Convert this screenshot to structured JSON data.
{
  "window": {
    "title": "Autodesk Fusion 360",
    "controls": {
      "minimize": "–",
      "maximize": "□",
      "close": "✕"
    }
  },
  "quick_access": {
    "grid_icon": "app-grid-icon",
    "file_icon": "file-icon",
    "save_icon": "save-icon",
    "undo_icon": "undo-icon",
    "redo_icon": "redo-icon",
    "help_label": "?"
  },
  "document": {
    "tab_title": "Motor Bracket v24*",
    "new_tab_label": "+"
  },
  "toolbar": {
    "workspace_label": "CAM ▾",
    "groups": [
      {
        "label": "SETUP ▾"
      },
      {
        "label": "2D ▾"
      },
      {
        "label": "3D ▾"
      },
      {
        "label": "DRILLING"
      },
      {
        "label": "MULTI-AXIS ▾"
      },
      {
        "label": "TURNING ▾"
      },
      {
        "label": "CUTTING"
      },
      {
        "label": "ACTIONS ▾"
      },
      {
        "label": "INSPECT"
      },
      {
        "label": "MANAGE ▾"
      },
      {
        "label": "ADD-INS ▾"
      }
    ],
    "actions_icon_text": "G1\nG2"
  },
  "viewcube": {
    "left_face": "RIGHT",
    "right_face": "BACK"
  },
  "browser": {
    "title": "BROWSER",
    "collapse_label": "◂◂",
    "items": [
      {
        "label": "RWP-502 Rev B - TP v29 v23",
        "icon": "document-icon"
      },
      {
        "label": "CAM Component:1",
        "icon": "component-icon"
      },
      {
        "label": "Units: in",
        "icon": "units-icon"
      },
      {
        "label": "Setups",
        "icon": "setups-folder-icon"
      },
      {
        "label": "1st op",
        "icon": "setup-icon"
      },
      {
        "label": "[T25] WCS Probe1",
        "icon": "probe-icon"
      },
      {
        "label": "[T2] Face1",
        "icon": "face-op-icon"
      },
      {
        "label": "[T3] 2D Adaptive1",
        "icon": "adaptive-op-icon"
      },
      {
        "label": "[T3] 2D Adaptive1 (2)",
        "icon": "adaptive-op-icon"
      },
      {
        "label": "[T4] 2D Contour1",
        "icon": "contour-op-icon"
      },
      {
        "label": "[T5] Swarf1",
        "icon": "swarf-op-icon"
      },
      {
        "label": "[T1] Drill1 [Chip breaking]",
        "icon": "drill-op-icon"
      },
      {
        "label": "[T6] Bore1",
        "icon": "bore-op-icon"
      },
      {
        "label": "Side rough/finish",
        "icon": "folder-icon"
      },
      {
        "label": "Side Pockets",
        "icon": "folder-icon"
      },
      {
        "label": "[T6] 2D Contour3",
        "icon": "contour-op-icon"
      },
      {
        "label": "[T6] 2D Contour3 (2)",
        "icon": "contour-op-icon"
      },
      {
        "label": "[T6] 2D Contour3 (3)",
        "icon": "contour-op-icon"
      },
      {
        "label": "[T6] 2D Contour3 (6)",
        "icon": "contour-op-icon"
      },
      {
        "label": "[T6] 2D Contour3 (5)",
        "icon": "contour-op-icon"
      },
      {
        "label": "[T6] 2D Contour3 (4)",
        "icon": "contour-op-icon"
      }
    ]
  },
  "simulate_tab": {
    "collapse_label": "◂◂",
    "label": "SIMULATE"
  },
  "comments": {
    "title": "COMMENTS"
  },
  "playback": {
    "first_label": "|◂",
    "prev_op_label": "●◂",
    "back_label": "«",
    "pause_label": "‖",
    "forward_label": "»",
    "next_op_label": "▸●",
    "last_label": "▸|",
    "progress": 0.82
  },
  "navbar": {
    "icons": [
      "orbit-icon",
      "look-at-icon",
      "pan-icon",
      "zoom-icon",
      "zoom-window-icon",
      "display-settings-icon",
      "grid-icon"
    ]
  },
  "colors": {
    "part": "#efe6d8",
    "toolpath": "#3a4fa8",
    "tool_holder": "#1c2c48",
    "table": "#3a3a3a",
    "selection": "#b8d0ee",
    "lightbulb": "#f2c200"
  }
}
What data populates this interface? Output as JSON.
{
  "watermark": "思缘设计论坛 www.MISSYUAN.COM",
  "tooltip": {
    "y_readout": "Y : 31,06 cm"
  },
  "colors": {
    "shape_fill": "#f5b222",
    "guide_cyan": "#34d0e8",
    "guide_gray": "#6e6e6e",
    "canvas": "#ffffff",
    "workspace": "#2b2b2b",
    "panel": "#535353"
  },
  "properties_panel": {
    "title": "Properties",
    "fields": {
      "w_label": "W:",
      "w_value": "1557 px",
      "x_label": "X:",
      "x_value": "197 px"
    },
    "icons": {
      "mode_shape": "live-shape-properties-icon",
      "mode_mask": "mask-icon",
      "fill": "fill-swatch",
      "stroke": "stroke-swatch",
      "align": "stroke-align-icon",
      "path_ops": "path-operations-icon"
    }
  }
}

• Problem to work on
Gather all lines with the string "stroke" from the data.

• Completed task
      "stroke": "stroke-swatch",
      "align": "stroke-align-icon",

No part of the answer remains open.